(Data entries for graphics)
_ _ _ _
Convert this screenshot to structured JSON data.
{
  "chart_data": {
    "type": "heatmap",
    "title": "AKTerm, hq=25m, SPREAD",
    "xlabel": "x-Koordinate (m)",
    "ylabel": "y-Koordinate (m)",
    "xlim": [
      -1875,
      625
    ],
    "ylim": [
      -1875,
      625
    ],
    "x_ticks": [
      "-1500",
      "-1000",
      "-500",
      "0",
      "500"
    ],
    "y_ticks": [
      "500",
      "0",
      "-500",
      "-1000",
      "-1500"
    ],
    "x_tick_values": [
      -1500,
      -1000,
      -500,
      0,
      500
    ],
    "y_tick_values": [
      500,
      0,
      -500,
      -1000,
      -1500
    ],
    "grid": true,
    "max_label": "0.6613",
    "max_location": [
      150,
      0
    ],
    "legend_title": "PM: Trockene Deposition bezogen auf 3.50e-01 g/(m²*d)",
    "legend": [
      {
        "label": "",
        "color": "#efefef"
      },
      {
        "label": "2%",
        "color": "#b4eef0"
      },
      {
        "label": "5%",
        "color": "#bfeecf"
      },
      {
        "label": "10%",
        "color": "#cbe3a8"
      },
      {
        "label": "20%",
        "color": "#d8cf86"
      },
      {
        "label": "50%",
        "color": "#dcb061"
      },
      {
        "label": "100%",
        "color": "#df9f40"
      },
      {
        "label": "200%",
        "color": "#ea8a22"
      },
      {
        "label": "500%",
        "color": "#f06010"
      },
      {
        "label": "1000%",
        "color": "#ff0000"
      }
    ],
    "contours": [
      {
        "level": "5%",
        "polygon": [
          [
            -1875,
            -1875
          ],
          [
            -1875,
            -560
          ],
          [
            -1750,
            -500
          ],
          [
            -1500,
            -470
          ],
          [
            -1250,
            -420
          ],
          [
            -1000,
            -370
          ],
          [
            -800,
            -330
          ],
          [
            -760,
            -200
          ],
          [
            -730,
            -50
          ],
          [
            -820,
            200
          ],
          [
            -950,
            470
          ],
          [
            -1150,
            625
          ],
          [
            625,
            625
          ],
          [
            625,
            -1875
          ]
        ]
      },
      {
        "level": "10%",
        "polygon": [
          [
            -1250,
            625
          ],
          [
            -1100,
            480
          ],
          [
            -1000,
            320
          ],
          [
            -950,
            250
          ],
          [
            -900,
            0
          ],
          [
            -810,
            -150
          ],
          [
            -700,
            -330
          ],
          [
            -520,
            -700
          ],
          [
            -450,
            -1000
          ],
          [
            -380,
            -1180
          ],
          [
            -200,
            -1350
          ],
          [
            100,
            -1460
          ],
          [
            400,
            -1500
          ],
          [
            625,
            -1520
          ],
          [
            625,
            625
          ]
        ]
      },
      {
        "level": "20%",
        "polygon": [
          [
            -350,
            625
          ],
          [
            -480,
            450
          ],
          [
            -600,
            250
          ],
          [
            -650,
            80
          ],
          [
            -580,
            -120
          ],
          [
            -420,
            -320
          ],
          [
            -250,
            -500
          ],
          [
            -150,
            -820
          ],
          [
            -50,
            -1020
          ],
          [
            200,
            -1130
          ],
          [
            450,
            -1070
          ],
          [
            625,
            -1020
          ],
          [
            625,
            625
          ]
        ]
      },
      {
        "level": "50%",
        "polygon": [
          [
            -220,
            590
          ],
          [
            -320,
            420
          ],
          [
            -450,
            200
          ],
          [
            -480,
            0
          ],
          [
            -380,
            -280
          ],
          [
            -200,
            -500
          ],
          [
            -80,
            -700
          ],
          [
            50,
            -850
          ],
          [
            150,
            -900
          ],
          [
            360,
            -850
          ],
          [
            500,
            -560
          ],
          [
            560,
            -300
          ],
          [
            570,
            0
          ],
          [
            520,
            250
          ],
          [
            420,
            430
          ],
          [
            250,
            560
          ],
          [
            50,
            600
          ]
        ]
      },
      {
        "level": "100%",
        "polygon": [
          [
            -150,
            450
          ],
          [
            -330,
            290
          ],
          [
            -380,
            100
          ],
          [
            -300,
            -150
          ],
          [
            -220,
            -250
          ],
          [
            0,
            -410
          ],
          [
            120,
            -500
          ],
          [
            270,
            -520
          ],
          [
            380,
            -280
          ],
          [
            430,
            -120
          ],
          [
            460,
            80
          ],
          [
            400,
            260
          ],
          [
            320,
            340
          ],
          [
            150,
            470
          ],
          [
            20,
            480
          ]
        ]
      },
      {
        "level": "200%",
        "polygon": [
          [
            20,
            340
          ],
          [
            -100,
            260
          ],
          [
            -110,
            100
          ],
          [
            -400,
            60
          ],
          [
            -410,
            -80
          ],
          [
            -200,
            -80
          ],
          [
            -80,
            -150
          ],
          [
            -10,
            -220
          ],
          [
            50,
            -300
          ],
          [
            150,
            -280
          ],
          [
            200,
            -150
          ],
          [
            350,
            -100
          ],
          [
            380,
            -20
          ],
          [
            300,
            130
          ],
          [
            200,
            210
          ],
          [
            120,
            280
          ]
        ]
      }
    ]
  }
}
_ _ _ _
CHALLENGE: Return each line of the data that contains the string "level".

RESPONSE TO THE TASK:
        "level": "5%",
        "level": "10%",
        "level": "20%",
        "level": "50%",
        "level": "100%",
        "level": "200%",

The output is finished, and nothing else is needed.